**Task details:** Set down the records once more, please, exactly and with the pictures left out.

===============

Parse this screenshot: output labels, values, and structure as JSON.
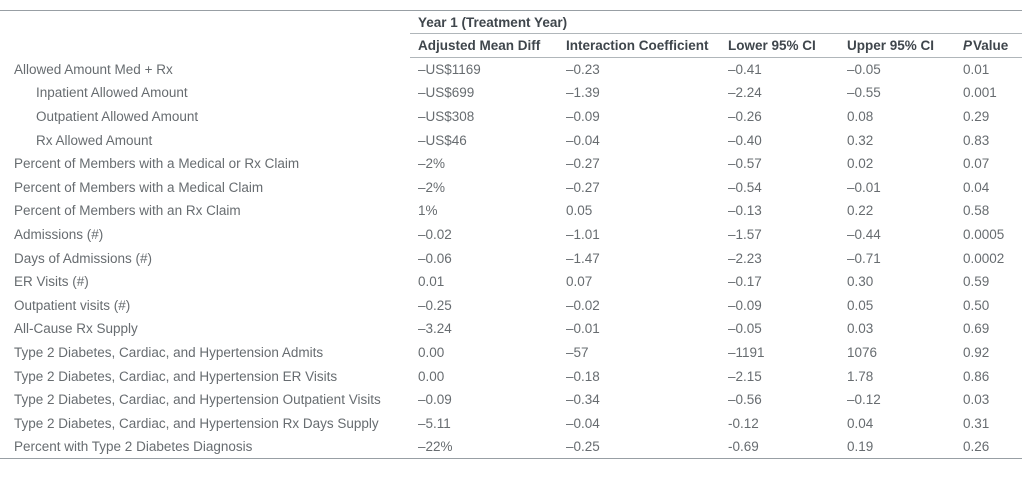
{
  "colors": {
    "header-text": "#3f464c",
    "body-text": "#676c70",
    "line-outer": "#989fa4",
    "line-inner": "#b0b6ba",
    "background": "#ffffff"
  },
  "table": {
    "group_header": "Year 1 (Treatment Year)",
    "columns": [
      "Adjusted Mean Diff",
      "Interaction Coefficient",
      "Lower 95% CI",
      "Upper 95% CI"
    ],
    "pvalue": {
      "italic": "P",
      "rest": "Value"
    },
    "rows": [
      {
        "label": "Allowed Amount Med + Rx",
        "indent": false,
        "values": [
          "–US$1169",
          "–0.23",
          "–0.41",
          "–0.05",
          "0.01"
        ]
      },
      {
        "label": "Inpatient Allowed Amount",
        "indent": true,
        "values": [
          "–US$699",
          "–1.39",
          "–2.24",
          "–0.55",
          "0.001"
        ]
      },
      {
        "label": "Outpatient Allowed Amount",
        "indent": true,
        "values": [
          "–US$308",
          "–0.09",
          "–0.26",
          "0.08",
          "0.29"
        ]
      },
      {
        "label": "Rx Allowed Amount",
        "indent": true,
        "values": [
          "–US$46",
          "–0.04",
          "–0.40",
          "0.32",
          "0.83"
        ]
      },
      {
        "label": "Percent of Members with a Medical or Rx Claim",
        "indent": false,
        "values": [
          "–2%",
          "–0.27",
          "–0.57",
          "0.02",
          "0.07"
        ]
      },
      {
        "label": "Percent of Members with a Medical Claim",
        "indent": false,
        "values": [
          "–2%",
          "–0.27",
          "–0.54",
          "–0.01",
          "0.04"
        ]
      },
      {
        "label": "Percent of Members with an Rx Claim",
        "indent": false,
        "values": [
          "1%",
          "0.05",
          "–0.13",
          "0.22",
          "0.58"
        ]
      },
      {
        "label": "Admissions (#)",
        "indent": false,
        "values": [
          "–0.02",
          "–1.01",
          "–1.57",
          "–0.44",
          "0.0005"
        ]
      },
      {
        "label": "Days of Admissions (#)",
        "indent": false,
        "values": [
          "–0.06",
          "–1.47",
          "–2.23",
          "–0.71",
          "0.0002"
        ]
      },
      {
        "label": "ER Visits (#)",
        "indent": false,
        "values": [
          "0.01",
          "0.07",
          "–0.17",
          "0.30",
          "0.59"
        ]
      },
      {
        "label": "Outpatient visits (#)",
        "indent": false,
        "values": [
          "–0.25",
          "–0.02",
          "–0.09",
          "0.05",
          "0.50"
        ]
      },
      {
        "label": "All-Cause Rx Supply",
        "indent": false,
        "values": [
          "–3.24",
          "–0.01",
          "–0.05",
          "0.03",
          "0.69"
        ]
      },
      {
        "label": "Type 2 Diabetes, Cardiac, and Hypertension Admits",
        "indent": false,
        "values": [
          "0.00",
          "–57",
          "–1191",
          "1076",
          "0.92"
        ]
      },
      {
        "label": "Type 2 Diabetes, Cardiac, and Hypertension ER Visits",
        "indent": false,
        "values": [
          "0.00",
          "–0.18",
          "–2.15",
          "1.78",
          "0.86"
        ]
      },
      {
        "label": "Type 2 Diabetes, Cardiac, and Hypertension Outpatient Visits",
        "indent": false,
        "values": [
          "–0.09",
          "–0.34",
          "–0.56",
          "–0.12",
          "0.03"
        ]
      },
      {
        "label": "Type 2 Diabetes, Cardiac, and Hypertension Rx Days Supply",
        "indent": false,
        "values": [
          "–5.11",
          "–0.04",
          "-0.12",
          "0.04",
          "0.31"
        ]
      },
      {
        "label": "Percent with Type 2 Diabetes Diagnosis",
        "indent": false,
        "values": [
          "–22%",
          "–0.25",
          "-0.69",
          "0.19",
          "0.26"
        ]
      }
    ]
  }
}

===============

**Final result:**
Parse this screenshot: output labels, values, and structure as JSON.
{
  "colors": {
    "header-text": "#3f464c",
    "body-text": "#676c70",
    "line-outer": "#989fa4",
    "line-inner": "#b0b6ba",
    "background": "#ffffff"
  },
  "table": {
    "group_header": "Year 1 (Treatment Year)",
    "columns": [
      "Adjusted Mean Diff",
      "Interaction Coefficient",
      "Lower 95% CI",
      "Upper 95% CI"
    ],
    "pvalue": {
      "italic": "P",
      "rest": "Value"
    },
    "rows": [
      {
        "label": "Allowed Amount Med + Rx",
        "indent": false,
        "values": [
          "–US$1169",
          "–0.23",
          "–0.41",
          "–0.05",
          "0.01"
        ]
      },
      {
        "label": "Inpatient Allowed Amount",
        "indent": true,
        "values": [
          "–US$699",
          "–1.39",
          "–2.24",
          "–0.55",
          "0.001"
        ]
      },
      {
        "label": "Outpatient Allowed Amount",
        "indent": true,
        "values": [
          "–US$308",
          "–0.09",
          "–0.26",
          "0.08",
          "0.29"
        ]
      },
      {
        "label": "Rx Allowed Amount",
        "indent": true,
        "values": [
          "–US$46",
          "–0.04",
          "–0.40",
          "0.32",
          "0.83"
        ]
      },
      {
        "label": "Percent of Members with a Medical or Rx Claim",
        "indent": false,
        "values": [
          "–2%",
          "–0.27",
          "–0.57",
          "0.02",
          "0.07"
        ]
      },
      {
        "label": "Percent of Members with a Medical Claim",
        "indent": false,
        "values": [
          "–2%",
          "–0.27",
          "–0.54",
          "–0.01",
          "0.04"
        ]
      },
      {
        "label": "Percent of Members with an Rx Claim",
        "indent": false,
        "values": [
          "1%",
          "0.05",
          "–0.13",
          "0.22",
          "0.58"
        ]
      },
      {
        "label": "Admissions (#)",
        "indent": false,
        "values": [
          "–0.02",
          "–1.01",
          "–1.57",
          "–0.44",
          "0.0005"
        ]
      },
      {
        "label": "Days of Admissions (#)",
        "indent": false,
        "values": [
          "–0.06",
          "–1.47",
          "–2.23",
          "–0.71",
          "0.0002"
        ]
      },
      {
        "label": "ER Visits (#)",
        "indent": false,
        "values": [
          "0.01",
          "0.07",
          "–0.17",
          "0.30",
          "0.59"
        ]
      },
      {
        "label": "Outpatient visits (#)",
        "indent": false,
        "values": [
          "–0.25",
          "–0.02",
          "–0.09",
          "0.05",
          "0.50"
        ]
      },
      {
        "label": "All-Cause Rx Supply",
        "indent": false,
        "values": [
          "–3.24",
          "–0.01",
          "–0.05",
          "0.03",
          "0.69"
        ]
      },
      {
        "label": "Type 2 Diabetes, Cardiac, and Hypertension Admits",
        "indent": false,
        "values": [
          "0.00",
          "–57",
          "–1191",
          "1076",
          "0.92"
        ]
      },
      {
        "label": "Type 2 Diabetes, Cardiac, and Hypertension ER Visits",
        "indent": false,
        "values": [
          "0.00",
          "–0.18",
          "–2.15",
          "1.78",
          "0.86"
        ]
      },
      {
        "label": "Type 2 Diabetes, Cardiac, and Hypertension Outpatient Visits",
        "indent": false,
        "values": [
          "–0.09",
          "–0.34",
          "–0.56",
          "–0.12",
          "0.03"
        ]
      },
      {
        "label": "Type 2 Diabetes, Cardiac, and Hypertension Rx Days Supply",
        "indent": false,
        "values": [
          "–5.11",
          "–0.04",
          "-0.12",
          "0.04",
          "0.31"
        ]
      },
      {
        "label": "Percent with Type 2 Diabetes Diagnosis",
        "indent": false,
        "values": [
          "–22%",
          "–0.25",
          "-0.69",
          "0.19",
          "0.26"
        ]
      }
    ]
  }
}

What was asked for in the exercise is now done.